» TASK PROMPT
Pick out the lines containing "Confirm".

» AVAILABLE DATA
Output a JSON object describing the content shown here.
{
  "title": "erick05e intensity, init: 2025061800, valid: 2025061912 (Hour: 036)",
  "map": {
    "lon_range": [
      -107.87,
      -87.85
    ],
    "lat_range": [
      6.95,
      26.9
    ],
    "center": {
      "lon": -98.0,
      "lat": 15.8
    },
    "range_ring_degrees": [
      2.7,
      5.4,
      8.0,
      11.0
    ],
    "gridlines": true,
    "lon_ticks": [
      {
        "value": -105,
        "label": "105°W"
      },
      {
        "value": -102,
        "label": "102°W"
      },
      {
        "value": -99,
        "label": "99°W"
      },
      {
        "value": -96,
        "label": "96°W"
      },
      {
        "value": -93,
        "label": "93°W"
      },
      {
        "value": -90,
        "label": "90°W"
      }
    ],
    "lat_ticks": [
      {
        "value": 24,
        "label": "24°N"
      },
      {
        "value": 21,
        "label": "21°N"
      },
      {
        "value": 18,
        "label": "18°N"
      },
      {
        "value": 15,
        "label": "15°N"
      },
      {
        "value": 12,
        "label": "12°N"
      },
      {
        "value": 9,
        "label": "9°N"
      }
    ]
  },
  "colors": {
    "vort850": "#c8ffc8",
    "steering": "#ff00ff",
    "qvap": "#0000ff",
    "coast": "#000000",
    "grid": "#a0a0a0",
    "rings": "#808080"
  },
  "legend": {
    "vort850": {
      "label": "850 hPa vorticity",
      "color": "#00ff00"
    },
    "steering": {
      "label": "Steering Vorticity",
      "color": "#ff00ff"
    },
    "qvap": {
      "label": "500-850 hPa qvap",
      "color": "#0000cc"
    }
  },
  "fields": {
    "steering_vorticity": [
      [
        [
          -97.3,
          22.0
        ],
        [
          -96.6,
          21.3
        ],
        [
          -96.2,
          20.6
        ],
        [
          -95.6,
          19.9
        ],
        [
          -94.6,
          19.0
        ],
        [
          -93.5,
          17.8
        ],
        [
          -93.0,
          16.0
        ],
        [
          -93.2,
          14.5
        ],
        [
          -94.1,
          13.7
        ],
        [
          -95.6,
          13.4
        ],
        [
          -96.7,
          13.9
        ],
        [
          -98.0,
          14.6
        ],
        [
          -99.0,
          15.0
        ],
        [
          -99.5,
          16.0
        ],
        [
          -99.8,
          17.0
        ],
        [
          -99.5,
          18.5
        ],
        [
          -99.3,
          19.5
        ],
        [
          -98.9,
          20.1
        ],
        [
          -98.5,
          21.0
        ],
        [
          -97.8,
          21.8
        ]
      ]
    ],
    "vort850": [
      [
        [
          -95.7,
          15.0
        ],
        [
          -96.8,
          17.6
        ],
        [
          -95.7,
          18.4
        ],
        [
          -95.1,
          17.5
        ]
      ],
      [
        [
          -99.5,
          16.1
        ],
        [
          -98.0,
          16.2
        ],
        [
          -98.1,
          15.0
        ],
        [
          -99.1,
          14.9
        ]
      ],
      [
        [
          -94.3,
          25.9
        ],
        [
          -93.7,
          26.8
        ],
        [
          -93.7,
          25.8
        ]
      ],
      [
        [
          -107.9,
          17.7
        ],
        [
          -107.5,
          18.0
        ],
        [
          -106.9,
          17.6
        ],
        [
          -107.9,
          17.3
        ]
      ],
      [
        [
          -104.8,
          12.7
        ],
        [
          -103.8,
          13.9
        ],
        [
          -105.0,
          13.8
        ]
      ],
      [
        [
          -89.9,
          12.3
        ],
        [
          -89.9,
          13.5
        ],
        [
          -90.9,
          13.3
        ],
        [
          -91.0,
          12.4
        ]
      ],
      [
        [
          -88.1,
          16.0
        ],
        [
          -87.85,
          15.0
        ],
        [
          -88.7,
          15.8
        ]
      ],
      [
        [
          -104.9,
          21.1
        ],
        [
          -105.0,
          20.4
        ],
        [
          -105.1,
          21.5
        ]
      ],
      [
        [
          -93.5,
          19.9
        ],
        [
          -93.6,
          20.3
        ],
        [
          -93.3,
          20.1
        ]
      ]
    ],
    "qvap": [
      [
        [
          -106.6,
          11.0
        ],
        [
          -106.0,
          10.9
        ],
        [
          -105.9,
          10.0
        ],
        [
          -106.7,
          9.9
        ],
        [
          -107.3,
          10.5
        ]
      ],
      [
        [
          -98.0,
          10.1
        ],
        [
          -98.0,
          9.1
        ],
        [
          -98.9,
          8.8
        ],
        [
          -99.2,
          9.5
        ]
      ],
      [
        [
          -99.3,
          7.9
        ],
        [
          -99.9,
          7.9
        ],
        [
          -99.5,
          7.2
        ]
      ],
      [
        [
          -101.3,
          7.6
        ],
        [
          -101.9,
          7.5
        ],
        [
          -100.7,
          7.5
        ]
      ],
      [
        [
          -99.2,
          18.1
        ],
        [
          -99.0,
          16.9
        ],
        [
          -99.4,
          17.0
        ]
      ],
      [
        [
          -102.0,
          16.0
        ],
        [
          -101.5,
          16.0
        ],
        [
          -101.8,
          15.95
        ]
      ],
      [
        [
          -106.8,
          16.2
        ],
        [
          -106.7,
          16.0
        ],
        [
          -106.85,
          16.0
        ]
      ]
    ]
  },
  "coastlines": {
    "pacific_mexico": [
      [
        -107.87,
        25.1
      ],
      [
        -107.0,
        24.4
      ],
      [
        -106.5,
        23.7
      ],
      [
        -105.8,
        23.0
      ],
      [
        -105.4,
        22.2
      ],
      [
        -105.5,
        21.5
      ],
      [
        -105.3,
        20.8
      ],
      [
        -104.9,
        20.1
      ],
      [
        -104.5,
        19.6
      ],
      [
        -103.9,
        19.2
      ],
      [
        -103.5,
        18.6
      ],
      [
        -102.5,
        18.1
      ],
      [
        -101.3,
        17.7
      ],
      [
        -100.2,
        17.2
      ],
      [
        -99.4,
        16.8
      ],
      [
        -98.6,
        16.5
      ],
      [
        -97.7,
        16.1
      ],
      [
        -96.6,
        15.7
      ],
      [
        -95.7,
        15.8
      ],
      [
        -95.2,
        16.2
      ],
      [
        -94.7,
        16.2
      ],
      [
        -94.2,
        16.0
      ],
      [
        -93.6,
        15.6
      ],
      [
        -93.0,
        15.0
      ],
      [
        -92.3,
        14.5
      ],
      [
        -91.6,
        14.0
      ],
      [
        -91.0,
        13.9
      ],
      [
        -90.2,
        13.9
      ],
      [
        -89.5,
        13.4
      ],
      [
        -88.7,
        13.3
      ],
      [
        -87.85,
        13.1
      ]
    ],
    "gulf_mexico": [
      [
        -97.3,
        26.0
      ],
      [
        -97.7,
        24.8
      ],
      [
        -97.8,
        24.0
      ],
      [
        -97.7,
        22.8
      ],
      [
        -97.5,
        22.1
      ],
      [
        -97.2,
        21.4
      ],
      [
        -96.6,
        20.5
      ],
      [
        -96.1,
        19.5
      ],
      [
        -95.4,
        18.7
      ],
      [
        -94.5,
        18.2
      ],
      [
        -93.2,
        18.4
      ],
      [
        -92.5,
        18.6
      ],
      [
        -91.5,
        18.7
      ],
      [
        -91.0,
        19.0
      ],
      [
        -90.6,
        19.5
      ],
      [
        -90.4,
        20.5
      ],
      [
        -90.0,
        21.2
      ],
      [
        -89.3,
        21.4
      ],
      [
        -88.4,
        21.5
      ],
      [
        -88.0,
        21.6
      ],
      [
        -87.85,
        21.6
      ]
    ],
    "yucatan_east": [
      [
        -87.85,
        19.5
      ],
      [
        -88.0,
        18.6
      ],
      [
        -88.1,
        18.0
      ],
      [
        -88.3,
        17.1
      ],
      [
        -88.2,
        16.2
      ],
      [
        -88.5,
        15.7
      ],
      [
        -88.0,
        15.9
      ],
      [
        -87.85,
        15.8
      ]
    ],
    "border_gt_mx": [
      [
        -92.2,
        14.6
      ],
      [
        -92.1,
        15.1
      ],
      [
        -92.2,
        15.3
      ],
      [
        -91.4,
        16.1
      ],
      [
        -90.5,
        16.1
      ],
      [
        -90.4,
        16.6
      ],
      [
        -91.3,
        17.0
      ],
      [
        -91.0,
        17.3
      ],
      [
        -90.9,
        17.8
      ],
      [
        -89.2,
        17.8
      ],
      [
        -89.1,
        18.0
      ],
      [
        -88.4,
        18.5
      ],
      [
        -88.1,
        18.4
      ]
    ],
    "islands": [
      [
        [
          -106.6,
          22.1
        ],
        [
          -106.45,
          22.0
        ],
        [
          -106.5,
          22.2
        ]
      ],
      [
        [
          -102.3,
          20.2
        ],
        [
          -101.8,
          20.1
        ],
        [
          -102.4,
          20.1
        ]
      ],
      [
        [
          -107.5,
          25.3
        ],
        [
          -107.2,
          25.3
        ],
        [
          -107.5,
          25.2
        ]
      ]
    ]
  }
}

==

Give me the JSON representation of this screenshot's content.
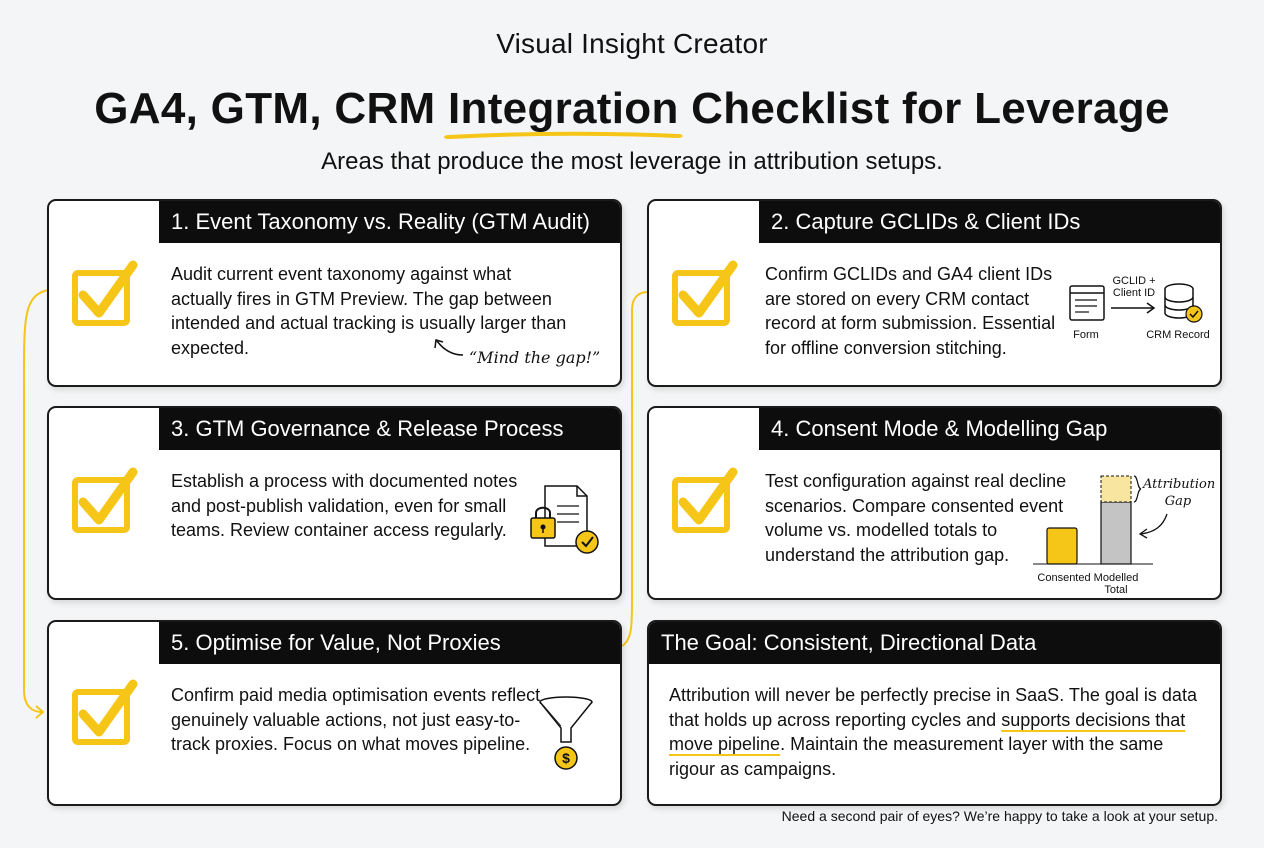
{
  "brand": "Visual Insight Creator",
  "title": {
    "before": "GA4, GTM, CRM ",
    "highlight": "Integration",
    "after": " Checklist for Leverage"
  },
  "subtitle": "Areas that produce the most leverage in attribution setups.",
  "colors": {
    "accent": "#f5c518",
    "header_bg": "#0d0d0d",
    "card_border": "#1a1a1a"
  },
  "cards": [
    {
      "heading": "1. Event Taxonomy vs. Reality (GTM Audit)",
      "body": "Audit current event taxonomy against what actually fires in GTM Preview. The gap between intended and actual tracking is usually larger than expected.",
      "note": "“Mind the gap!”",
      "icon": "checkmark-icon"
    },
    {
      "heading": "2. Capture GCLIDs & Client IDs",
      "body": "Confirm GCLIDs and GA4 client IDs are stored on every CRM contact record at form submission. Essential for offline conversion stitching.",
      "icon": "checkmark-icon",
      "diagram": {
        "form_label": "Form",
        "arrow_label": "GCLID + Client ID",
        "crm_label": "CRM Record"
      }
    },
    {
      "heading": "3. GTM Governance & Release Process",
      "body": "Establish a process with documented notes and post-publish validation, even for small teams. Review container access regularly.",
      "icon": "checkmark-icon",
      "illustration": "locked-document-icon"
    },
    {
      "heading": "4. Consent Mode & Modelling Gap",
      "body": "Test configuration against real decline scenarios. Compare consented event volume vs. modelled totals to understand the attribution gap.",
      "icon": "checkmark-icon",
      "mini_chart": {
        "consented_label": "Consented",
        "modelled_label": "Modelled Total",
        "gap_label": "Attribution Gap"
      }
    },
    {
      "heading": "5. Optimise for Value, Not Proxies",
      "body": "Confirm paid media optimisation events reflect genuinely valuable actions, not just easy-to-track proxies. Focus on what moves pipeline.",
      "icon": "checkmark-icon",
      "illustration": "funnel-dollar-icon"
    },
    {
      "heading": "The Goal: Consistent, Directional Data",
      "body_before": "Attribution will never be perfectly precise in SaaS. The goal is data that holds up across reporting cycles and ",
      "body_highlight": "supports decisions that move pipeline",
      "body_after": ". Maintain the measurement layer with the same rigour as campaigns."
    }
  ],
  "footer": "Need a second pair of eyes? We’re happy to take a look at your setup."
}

--

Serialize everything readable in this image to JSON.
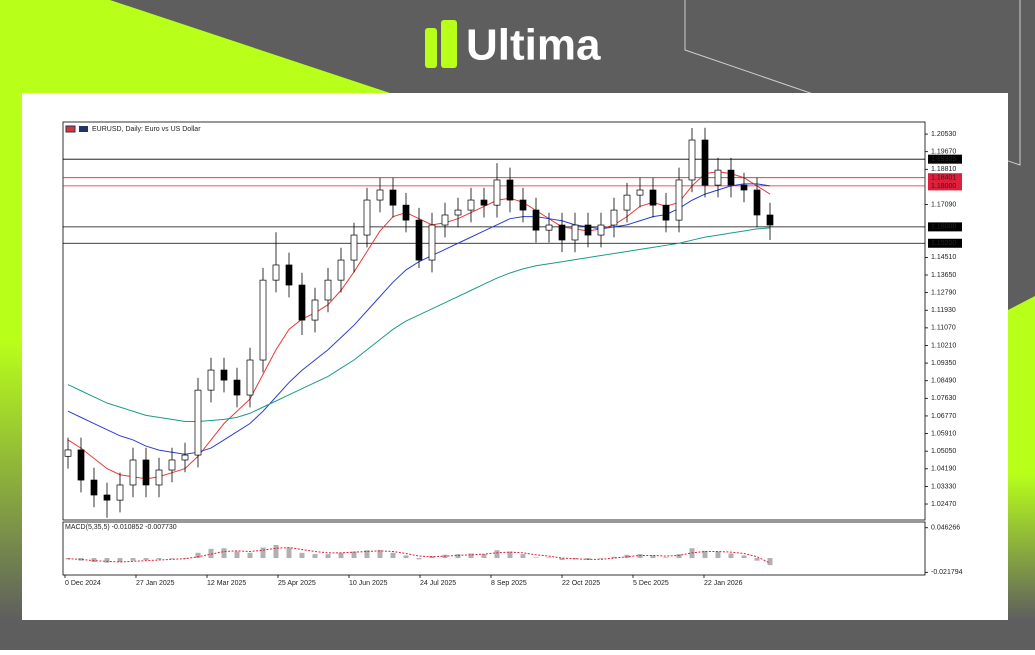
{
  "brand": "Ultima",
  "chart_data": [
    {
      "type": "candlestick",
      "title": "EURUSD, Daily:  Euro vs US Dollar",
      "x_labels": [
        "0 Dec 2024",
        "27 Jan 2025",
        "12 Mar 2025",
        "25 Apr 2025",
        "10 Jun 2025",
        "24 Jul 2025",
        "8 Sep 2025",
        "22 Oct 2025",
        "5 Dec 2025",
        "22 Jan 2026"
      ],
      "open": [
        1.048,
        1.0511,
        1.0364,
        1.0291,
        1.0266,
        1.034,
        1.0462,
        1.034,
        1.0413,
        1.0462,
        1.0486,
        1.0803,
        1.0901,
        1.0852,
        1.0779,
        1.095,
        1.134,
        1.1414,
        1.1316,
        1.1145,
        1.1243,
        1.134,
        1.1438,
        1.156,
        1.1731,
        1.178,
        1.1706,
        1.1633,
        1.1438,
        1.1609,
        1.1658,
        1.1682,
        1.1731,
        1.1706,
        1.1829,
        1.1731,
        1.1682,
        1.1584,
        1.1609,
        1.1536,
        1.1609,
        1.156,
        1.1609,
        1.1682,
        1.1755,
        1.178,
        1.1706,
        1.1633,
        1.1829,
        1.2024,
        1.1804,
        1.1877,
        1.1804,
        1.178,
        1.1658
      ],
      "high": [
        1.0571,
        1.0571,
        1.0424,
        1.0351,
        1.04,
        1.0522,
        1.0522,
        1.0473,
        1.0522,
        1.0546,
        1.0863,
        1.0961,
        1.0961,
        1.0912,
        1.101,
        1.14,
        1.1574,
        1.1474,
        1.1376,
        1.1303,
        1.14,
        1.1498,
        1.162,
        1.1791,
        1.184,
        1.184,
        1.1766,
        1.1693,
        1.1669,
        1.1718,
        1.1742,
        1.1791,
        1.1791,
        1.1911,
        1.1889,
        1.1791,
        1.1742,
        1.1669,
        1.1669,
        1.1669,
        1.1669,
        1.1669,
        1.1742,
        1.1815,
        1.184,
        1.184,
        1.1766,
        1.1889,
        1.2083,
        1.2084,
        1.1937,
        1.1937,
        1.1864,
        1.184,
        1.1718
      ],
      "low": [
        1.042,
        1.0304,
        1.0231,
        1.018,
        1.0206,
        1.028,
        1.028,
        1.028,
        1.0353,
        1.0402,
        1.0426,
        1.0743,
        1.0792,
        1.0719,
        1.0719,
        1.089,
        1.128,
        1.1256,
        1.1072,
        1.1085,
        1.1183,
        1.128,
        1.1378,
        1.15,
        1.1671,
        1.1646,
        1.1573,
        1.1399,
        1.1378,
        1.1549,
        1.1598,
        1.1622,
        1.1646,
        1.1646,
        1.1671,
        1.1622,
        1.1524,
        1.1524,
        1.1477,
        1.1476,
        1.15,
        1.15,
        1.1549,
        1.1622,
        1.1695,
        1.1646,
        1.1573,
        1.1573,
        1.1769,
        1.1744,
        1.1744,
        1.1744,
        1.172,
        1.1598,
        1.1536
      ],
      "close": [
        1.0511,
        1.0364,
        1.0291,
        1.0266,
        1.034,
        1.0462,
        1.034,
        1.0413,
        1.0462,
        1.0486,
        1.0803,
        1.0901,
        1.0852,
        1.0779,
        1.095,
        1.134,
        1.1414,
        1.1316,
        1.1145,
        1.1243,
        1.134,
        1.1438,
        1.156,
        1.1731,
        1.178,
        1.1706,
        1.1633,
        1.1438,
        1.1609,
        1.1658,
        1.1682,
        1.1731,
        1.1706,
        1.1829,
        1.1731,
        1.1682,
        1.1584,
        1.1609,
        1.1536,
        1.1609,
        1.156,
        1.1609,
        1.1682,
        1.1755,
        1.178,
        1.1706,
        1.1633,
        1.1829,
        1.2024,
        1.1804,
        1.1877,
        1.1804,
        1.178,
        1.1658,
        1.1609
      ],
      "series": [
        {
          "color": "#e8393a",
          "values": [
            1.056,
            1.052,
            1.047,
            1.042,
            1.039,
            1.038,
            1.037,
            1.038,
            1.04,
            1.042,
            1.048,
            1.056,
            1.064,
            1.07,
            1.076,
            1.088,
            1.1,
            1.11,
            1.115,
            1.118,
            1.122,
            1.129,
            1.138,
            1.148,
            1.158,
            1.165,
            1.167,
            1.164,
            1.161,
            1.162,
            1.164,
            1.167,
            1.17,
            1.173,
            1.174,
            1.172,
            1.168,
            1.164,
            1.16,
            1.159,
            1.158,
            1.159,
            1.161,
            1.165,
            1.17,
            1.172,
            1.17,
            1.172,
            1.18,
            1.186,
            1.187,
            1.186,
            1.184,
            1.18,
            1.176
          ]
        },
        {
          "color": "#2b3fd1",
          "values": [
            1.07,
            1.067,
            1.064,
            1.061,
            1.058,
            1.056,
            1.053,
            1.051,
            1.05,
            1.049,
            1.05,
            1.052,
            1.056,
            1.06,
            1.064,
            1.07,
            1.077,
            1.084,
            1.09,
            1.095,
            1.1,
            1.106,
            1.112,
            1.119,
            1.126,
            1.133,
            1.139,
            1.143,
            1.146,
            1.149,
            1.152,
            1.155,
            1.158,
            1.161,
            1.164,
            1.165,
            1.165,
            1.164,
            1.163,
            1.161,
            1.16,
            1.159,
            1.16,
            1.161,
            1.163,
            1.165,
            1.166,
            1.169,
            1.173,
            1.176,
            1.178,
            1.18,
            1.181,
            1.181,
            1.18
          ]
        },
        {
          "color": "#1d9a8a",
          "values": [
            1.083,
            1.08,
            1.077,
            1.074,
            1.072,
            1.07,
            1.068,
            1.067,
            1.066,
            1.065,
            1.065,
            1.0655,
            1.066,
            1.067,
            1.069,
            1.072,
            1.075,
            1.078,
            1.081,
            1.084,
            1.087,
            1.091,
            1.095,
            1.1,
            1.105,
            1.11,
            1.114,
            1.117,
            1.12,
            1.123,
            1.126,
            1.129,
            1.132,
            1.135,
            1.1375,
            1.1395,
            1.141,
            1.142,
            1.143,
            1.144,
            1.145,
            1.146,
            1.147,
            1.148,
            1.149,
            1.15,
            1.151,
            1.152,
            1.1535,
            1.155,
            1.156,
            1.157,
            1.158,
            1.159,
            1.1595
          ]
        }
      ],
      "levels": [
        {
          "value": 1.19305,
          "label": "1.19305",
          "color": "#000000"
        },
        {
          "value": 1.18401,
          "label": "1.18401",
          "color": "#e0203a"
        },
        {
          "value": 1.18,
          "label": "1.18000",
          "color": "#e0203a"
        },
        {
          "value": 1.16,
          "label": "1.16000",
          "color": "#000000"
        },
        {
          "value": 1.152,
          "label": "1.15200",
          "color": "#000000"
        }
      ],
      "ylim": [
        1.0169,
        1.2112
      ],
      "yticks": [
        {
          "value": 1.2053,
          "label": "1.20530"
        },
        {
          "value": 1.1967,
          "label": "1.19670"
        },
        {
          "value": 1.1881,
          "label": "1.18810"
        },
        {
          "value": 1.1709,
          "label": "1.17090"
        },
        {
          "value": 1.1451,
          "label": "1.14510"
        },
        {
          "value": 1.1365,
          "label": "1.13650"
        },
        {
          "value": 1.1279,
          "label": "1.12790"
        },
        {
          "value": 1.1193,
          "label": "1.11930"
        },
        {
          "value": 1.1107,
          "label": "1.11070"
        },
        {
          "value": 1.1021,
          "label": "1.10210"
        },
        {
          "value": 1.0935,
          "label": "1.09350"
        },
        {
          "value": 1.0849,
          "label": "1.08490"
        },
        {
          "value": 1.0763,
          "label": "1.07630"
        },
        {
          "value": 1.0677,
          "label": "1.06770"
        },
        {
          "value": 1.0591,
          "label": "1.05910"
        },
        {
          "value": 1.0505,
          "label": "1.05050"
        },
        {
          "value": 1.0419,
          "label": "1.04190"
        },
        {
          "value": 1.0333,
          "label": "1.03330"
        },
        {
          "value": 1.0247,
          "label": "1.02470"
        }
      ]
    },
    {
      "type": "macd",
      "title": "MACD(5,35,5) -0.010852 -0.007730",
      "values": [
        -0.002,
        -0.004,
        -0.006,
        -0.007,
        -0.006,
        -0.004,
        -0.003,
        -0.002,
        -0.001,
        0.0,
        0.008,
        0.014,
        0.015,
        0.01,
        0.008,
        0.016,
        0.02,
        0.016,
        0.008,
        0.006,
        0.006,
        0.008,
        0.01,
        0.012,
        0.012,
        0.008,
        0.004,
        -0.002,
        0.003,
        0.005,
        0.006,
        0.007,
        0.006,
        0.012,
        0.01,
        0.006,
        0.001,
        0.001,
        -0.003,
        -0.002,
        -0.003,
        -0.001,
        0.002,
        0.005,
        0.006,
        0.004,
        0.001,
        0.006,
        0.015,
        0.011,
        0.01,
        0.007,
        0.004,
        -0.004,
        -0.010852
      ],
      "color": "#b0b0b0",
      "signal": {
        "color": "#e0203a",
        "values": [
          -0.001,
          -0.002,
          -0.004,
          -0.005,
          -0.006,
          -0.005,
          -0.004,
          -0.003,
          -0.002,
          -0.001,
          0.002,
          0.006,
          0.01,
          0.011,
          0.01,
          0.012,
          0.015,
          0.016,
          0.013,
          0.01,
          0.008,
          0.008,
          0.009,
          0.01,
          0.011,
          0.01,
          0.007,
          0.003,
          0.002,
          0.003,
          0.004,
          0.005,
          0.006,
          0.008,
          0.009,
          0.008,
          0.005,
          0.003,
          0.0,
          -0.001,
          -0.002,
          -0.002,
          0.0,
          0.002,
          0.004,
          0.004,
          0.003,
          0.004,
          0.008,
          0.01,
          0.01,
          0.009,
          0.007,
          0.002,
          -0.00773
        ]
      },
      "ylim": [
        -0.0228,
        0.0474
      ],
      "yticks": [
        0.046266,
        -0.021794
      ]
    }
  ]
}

» WRITTEN ANSWER
      "body": "Confirm GCLIDs and GA4 client IDs are stored on every CRM contact record at form submission. Essential for offline conversion stitching.",
      "body": "Confirm paid media optimisation events reflect genuinely valuable actions, not just easy-to-track proxies. Focus on what moves pipeline.",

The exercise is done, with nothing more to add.